Beta Version of the new guesser package and API
02 August 2022
02 August 2022
After testing the basic concepts of the new guess_TopologyAttributes API and making sure it initially works fine, it's now time to finish the beta version of our new API and guesser package.
Clean the Parsers:
The first step is to remove calling guesser methods inside all modules, and this takes place mainly inside parsers for masses and atom types guessing. To begin this cleaning process, I must make sure that removing these guessing processes and transferring them to the universe will not break any current default behavior. This was straightforward for most parsers, as most of them first guess atom types from names and then guess masses from the guessed atom types, which is the same behavior inside the universe using the BaseGuesser. For FHIAIMSParser, XYZParser, and Mol2Parser, masses are guessed from names (which is the same as the Element attribute for these parsers), this can be handled simply inside the guess_masses method of the DefaultGuesser by checking if the element attribute exit, so we can use it safely for mass guessing. The other special case we need to handle is TXYZParser, inside this parser masses are guessed from atom names and not atom types, so if we tried to guess masses by only checking for elements and atom types, the default behavior, in this case, will be broken. To solve this without damaging the default behavior for the rest of the parsers, we can pass a special **kwargs to the DefaultGuesser that indicates we are working with TXYZParser data, so we need to guess masses from names (so even DefualtGuesser has different contexts!).

- PROVIDED MATERIAL:
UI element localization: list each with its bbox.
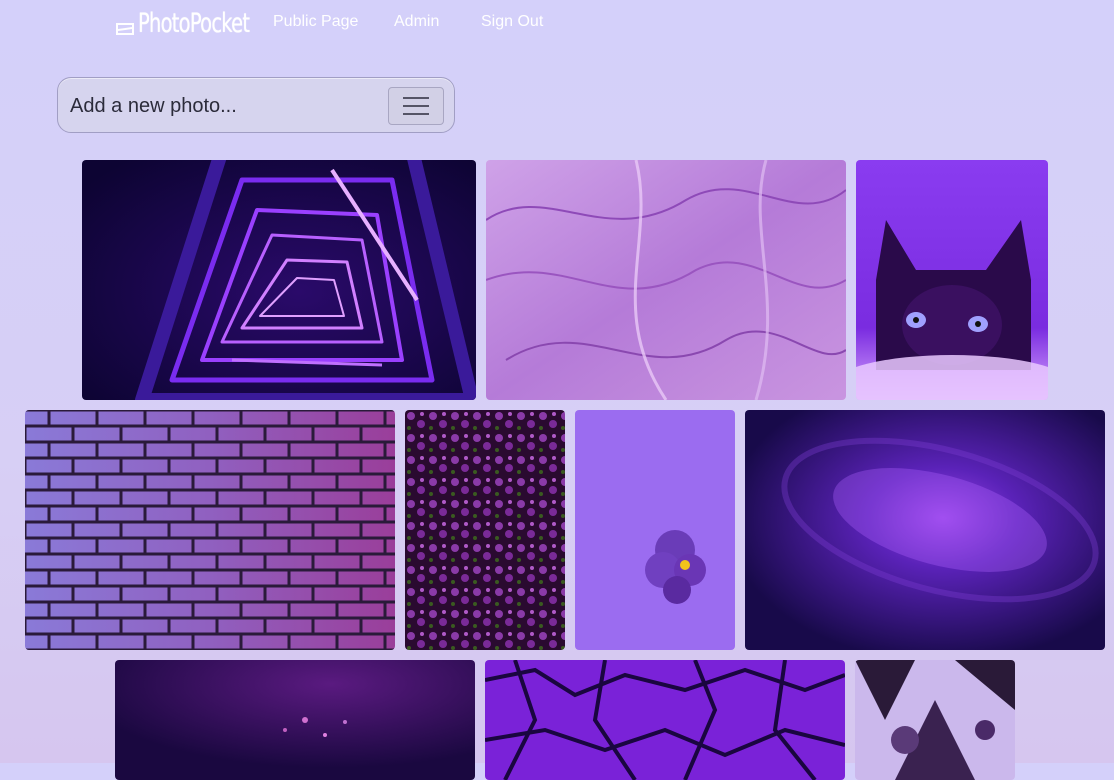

- INSTRUCTIONS:
[a] In the guesser package post, which parser guesses masses from atom names instead of atom types?
[b] Reproduce everything in the guesser package post from "Beta Version of the" down to "and guesser package.".
[c] Put this sentence from the guesser package post into Spanish: "The first step is to remove calling guesser methods inside all modules, and this takes place mainly inside parsers for masses and atom types guessing."
Nothing in the material matters for any of this.

- OUTPUTS IN ORDER:
[a] TXYZParser

[b]
Beta Version of the new guesser package and API
02 August 2022
02 August 2022
After testing the basic concepts of the new guess_TopologyAttributes API and making sure it initially works fine, it's now time to finish the beta version of our new API and guesser package.

[c] El primer paso es eliminar las llamadas a los métodos guesser dentro de todos los módulos, y esto ocurre principalmente dentro de los parsers para la estimación de masas y tipos de átomos.